== Records to process ==
· · · · ·
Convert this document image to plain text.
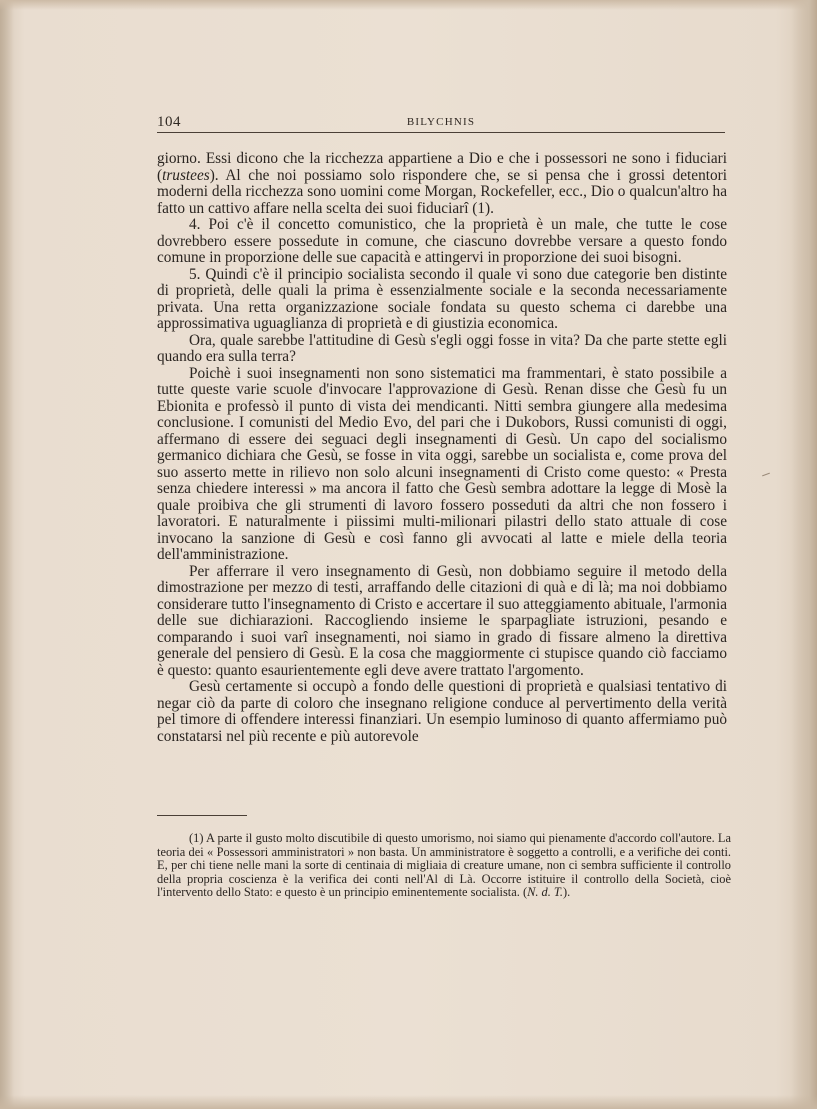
104	BILYCHNIS

giorno. Essi dicono che la ricchezza appartiene a Dio e che i possessori ne sono i fiduciari (trustees). Al che noi possiamo solo rispondere che, se si pensa che i grossi detentori moderni della ricchezza sono uomini come Morgan, Rockefeller, ecc., Dio o qualcun'altro ha fatto un cattivo affare nella scelta dei suoi fiduciarî (1).

4. Poi c'è il concetto comunistico, che la proprietà è un male, che tutte le cose dovrebbero essere possedute in comune, che ciascuno dovrebbe versare a questo fondo comune in proporzione delle sue capacità e attingervi in proporzione dei suoi bisogni.

5. Quindi c'è il principio socialista secondo il quale vi sono due categorie ben distinte di proprietà, delle quali la prima è essenzialmente sociale e la seconda necessariamente privata. Una retta organizzazione sociale fondata su questo schema ci darebbe una approssimativa uguaglianza di proprietà e di giustizia economica.

Ora, quale sarebbe l'attitudine di Gesù s'egli oggi fosse in vita? Da che parte stette egli quando era sulla terra?

Poichè i suoi insegnamenti non sono sistematici ma frammentari, è stato possibile a tutte queste varie scuole d'invocare l'approvazione di Gesù. Renan disse che Gesù fu un Ebionita e professò il punto di vista dei mendicanti. Nitti sembra giungere alla medesima conclusione. I comunisti del Medio Evo, del pari che i Dukobors, Russi comunisti di oggi, affermano di essere dei seguaci degli insegnamenti di Gesù. Un capo del socialismo germanico dichiara che Gesù, se fosse in vita oggi, sarebbe un socialista e, come prova del suo asserto mette in rilievo non solo alcuni insegnamenti di Cristo come questo: « Presta senza chiedere interessi » ma ancora il fatto che Gesù sembra adottare la legge di Mosè la quale proibiva che gli strumenti di lavoro fossero posseduti da altri che non fossero i lavoratori. E naturalmente i piissimi multi-milionari pilastri dello stato attuale di cose invocano la sanzione di Gesù e così fanno gli avvocati al latte e miele della teoria dell'amministrazione.

Per afferrare il vero insegnamento di Gesù, non dobbiamo seguire il metodo della dimostrazione per mezzo di testi, arraffando delle citazioni di quà e di là; ma noi dobbiamo considerare tutto l'insegnamento di Cristo e accertare il suo atteggiamento abituale, l'armonia delle sue dichiarazioni. Raccogliendo insieme le sparpagliate istruzioni, pesando e comparando i suoi varî insegnamenti, noi siamo in grado di fissare almeno la direttiva generale del pensiero di Gesù. E la cosa che maggiormente ci stupisce quando ciò facciamo è questo: quanto esaurientemente egli deve avere trattato l'argomento.

Gesù certamente si occupò a fondo delle questioni di proprietà e qualsiasi tentativo di negar ciò da parte di coloro che insegnano religione conduce al pervertimento della verità pel timore di offendere interessi finanziari. Un esempio luminoso di quanto affermiamo può constatarsi nel più recente e più autorevole

(1) A parte il gusto molto discutibile di questo umorismo, noi siamo qui pienamente d'accordo coll'autore. La teoria dei « Possessori amministratori » non basta. Un amministratore è soggetto a controlli, e a verifiche dei conti. E, per chi tiene nelle mani la sorte di centinaia di migliaia di creature umane, non ci sembra sufficiente il controllo della propria coscienza è la verifica dei conti nell'Al di Là. Occorre istituire il controllo della Società, cioè l'intervento dello Stato: e questo è un principio eminentemente socialista. (N. d. T.).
· · · · ·
== Exercise requirements ==
Make an exact copy of every record, pictures excluded.

== Written solution ==
Convert this document image to plain text.
104	BILYCHNIS

giorno. Essi dicono che la ricchezza appartiene a Dio e che i possessori ne sono i fiduciari (trustees). Al che noi possiamo solo rispondere che, se si pensa che i grossi detentori moderni della ricchezza sono uomini come Morgan, Rockefeller, ecc., Dio o qualcun'altro ha fatto un cattivo affare nella scelta dei suoi fiduciarî (1).

4. Poi c'è il concetto comunistico, che la proprietà è un male, che tutte le cose dovrebbero essere possedute in comune, che ciascuno dovrebbe versare a questo fondo comune in proporzione delle sue capacità e attingervi in proporzione dei suoi bisogni.

5. Quindi c'è il principio socialista secondo il quale vi sono due categorie ben distinte di proprietà, delle quali la prima è essenzialmente sociale e la seconda necessariamente privata. Una retta organizzazione sociale fondata su questo schema ci darebbe una approssimativa uguaglianza di proprietà e di giustizia economica.

Ora, quale sarebbe l'attitudine di Gesù s'egli oggi fosse in vita? Da che parte stette egli quando era sulla terra?

Poichè i suoi insegnamenti non sono sistematici ma frammentari, è stato possibile a tutte queste varie scuole d'invocare l'approvazione di Gesù. Renan disse che Gesù fu un Ebionita e professò il punto di vista dei mendicanti. Nitti sembra giungere alla medesima conclusione. I comunisti del Medio Evo, del pari che i Dukobors, Russi comunisti di oggi, affermano di essere dei seguaci degli insegnamenti di Gesù. Un capo del socialismo germanico dichiara che Gesù, se fosse in vita oggi, sarebbe un socialista e, come prova del suo asserto mette in rilievo non solo alcuni insegnamenti di Cristo come questo: « Presta senza chiedere interessi » ma ancora il fatto che Gesù sembra adottare la legge di Mosè la quale proibiva che gli strumenti di lavoro fossero posseduti da altri che non fossero i lavoratori. E naturalmente i piissimi multi-milionari pilastri dello stato attuale di cose invocano la sanzione di Gesù e così fanno gli avvocati al latte e miele della teoria dell'amministrazione.

Per afferrare il vero insegnamento di Gesù, non dobbiamo seguire il metodo della dimostrazione per mezzo di testi, arraffando delle citazioni di quà e di là; ma noi dobbiamo considerare tutto l'insegnamento di Cristo e accertare il suo atteggiamento abituale, l'armonia delle sue dichiarazioni. Raccogliendo insieme le sparpagliate istruzioni, pesando e comparando i suoi varî insegnamenti, noi siamo in grado di fissare almeno la direttiva generale del pensiero di Gesù. E la cosa che maggiormente ci stupisce quando ciò facciamo è questo: quanto esaurientemente egli deve avere trattato l'argomento.

Gesù certamente si occupò a fondo delle questioni di proprietà e qualsiasi tentativo di negar ciò da parte di coloro che insegnano religione conduce al pervertimento della verità pel timore di offendere interessi finanziari. Un esempio luminoso di quanto affermiamo può constatarsi nel più recente e più autorevole

(1) A parte il gusto molto discutibile di questo umorismo, noi siamo qui pienamente d'accordo coll'autore. La teoria dei « Possessori amministratori » non basta. Un amministratore è soggetto a controlli, e a verifiche dei conti. E, per chi tiene nelle mani la sorte di centinaia di migliaia di creature umane, non ci sembra sufficiente il controllo della propria coscienza è la verifica dei conti nell'Al di Là. Occorre istituire il controllo della Società, cioè l'intervento dello Stato: e questo è un principio eminentemente socialista. (N. d. T.).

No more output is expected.